▶ What you have to do:
Take the listing and print it in full, exactly as given.

Saved data entries
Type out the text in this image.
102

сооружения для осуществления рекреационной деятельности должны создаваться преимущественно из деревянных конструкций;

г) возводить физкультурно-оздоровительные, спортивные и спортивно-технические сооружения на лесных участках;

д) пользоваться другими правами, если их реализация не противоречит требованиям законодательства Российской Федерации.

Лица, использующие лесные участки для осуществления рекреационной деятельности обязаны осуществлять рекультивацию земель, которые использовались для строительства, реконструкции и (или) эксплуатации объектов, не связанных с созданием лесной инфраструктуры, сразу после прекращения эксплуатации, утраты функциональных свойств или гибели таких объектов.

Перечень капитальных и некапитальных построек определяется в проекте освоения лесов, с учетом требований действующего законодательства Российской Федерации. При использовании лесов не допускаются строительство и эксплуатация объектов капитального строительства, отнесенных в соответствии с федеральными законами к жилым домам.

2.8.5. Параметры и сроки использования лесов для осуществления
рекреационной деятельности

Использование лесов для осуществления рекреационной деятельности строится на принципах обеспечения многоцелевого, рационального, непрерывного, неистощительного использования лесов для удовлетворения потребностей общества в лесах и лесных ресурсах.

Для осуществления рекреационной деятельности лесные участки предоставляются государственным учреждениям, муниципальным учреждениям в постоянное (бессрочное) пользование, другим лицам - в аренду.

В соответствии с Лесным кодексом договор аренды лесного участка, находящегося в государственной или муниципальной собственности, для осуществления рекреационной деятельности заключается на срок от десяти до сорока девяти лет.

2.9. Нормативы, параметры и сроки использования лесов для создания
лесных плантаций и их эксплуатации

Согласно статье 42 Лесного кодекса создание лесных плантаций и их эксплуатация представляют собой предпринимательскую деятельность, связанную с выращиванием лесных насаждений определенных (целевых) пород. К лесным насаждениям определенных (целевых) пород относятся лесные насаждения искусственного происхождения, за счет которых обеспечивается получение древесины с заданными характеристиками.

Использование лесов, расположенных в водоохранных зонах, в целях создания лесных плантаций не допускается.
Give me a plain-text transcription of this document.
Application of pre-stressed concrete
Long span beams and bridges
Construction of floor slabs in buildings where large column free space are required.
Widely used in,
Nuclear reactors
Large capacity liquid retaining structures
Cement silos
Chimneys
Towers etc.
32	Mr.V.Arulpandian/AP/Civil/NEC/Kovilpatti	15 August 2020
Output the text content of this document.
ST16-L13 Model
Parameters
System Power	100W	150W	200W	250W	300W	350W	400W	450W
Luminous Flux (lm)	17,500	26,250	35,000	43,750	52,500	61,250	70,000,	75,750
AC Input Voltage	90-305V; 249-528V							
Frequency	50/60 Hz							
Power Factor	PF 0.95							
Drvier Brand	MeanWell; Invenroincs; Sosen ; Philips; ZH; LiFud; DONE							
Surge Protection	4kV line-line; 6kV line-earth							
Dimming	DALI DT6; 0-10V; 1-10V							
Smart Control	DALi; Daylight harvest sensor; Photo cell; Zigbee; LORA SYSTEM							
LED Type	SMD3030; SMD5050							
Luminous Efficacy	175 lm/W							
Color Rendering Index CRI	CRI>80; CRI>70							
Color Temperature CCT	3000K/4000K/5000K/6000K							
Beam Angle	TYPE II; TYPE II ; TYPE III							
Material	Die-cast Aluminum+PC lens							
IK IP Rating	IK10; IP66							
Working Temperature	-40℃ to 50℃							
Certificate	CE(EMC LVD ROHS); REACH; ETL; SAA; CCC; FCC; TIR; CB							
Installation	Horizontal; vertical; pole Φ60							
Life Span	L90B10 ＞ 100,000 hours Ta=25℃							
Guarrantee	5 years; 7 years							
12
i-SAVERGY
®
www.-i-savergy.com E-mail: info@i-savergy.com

▶ Answer to this exercise:
Type out the text in this image.
102

сооружения для осуществления рекреационной деятельности должны создаваться преимущественно из деревянных конструкций;

г) возводить физкультурно-оздоровительные, спортивные и спортивно-технические сооружения на лесных участках;

д) пользоваться другими правами, если их реализация не противоречит требованиям законодательства Российской Федерации.

Лица, использующие лесные участки для осуществления рекреационной деятельности обязаны осуществлять рекультивацию земель, которые использовались для строительства, реконструкции и (или) эксплуатации объектов, не связанных с созданием лесной инфраструктуры, сразу после прекращения эксплуатации, утраты функциональных свойств или гибели таких объектов.

Перечень капитальных и некапитальных построек определяется в проекте освоения лесов, с учетом требований действующего законодательства Российской Федерации. При использовании лесов не допускаются строительство и эксплуатация объектов капитального строительства, отнесенных в соответствии с федеральными законами к жилым домам.

2.8.5. Параметры и сроки использования лесов для осуществления
рекреационной деятельности

Использование лесов для осуществления рекреационной деятельности строится на принципах обеспечения многоцелевого, рационального, непрерывного, неистощительного использования лесов для удовлетворения потребностей общества в лесах и лесных ресурсах.

Для осуществления рекреационной деятельности лесные участки предоставляются государственным учреждениям, муниципальным учреждениям в постоянное (бессрочное) пользование, другим лицам - в аренду.

В соответствии с Лесным кодексом договор аренды лесного участка, находящегося в государственной или муниципальной собственности, для осуществления рекреационной деятельности заключается на срок от десяти до сорока девяти лет.

2.9. Нормативы, параметры и сроки использования лесов для создания
лесных плантаций и их эксплуатации

Согласно статье 42 Лесного кодекса создание лесных плантаций и их эксплуатация представляют собой предпринимательскую деятельность, связанную с выращиванием лесных насаждений определенных (целевых) пород. К лесным насаждениям определенных (целевых) пород относятся лесные насаждения искусственного происхождения, за счет которых обеспечивается получение древесины с заданными характеристиками.

Использование лесов, расположенных в водоохранных зонах, в целях создания лесных плантаций не допускается.
Give me a plain-text transcription of this document.
Application of pre-stressed concrete
Long span beams and bridges
Construction of floor slabs in buildings where large column free space are required.
Widely used in,
Nuclear reactors
Large capacity liquid retaining structures
Cement silos
Chimneys
Towers etc.
32	Mr.V.Arulpandian/AP/Civil/NEC/Kovilpatti	15 August 2020
Output the text content of this document.
ST16-L13 Model
Parameters
System Power	100W	150W	200W	250W	300W	350W	400W	450W
Luminous Flux (lm)	17,500	26,250	35,000	43,750	52,500	61,250	70,000,	75,750
AC Input Voltage	90-305V; 249-528V							
Frequency	50/60 Hz							
Power Factor	PF 0.95							
Drvier Brand	MeanWell; Invenroincs; Sosen ; Philips; ZH; LiFud; DONE							
Surge Protection	4kV line-line; 6kV line-earth							
Dimming	DALI DT6; 0-10V; 1-10V							
Smart Control	DALi; Daylight harvest sensor; Photo cell; Zigbee; LORA SYSTEM							
LED Type	SMD3030; SMD5050							
Luminous Efficacy	175 lm/W							
Color Rendering Index CRI	CRI>80; CRI>70							
Color Temperature CCT	3000K/4000K/5000K/6000K							
Beam Angle	TYPE II; TYPE II ; TYPE III							
Material	Die-cast Aluminum+PC lens							
IK IP Rating	IK10; IP66							
Working Temperature	-40℃ to 50℃							
Certificate	CE(EMC LVD ROHS); REACH; ETL; SAA; CCC; FCC; TIR; CB							
Installation	Horizontal; vertical; pole Φ60							
Life Span	L90B10 ＞ 100,000 hours Ta=25℃							
Guarrantee	5 years; 7 years							
12
i-SAVERGY
®
www.-i-savergy.com E-mail: info@i-savergy.com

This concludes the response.